** start of RECORDS FOR PROCESSING **

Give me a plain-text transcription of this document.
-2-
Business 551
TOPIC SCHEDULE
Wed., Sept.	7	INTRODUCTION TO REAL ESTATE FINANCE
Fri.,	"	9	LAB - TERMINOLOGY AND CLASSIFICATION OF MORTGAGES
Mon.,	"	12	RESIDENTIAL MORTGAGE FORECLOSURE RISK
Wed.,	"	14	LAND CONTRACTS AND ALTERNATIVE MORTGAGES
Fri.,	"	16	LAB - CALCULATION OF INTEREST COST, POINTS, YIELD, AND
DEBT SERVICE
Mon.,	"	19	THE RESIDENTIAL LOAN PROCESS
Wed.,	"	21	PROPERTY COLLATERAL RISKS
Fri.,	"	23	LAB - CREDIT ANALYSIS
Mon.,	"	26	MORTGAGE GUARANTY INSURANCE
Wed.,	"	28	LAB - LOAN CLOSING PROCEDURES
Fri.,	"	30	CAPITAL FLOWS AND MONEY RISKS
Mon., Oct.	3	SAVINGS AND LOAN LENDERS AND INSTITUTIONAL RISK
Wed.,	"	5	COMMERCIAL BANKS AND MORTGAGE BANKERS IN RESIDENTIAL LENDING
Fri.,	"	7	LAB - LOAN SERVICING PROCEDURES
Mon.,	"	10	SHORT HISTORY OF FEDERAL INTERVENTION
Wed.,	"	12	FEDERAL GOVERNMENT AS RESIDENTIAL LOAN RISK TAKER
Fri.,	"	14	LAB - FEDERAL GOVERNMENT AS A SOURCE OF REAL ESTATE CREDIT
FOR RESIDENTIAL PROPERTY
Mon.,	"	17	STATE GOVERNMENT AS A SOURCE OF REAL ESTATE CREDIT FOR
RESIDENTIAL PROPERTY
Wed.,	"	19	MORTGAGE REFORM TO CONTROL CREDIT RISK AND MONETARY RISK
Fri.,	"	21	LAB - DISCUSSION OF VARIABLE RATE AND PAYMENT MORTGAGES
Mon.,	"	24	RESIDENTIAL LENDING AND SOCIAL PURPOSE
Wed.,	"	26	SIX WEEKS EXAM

** end of RECORDS FOR PROCESSING **

* [WHAT THIS TASK INVOLVES] Which lines in the records above contain the string "RISKS"? Copy each one.

* [TASK ANSWER]
Wed.,	"	21	PROPERTY COLLATERAL RISKS
Fri.,	"	30	CAPITAL FLOWS AND MONEY RISKS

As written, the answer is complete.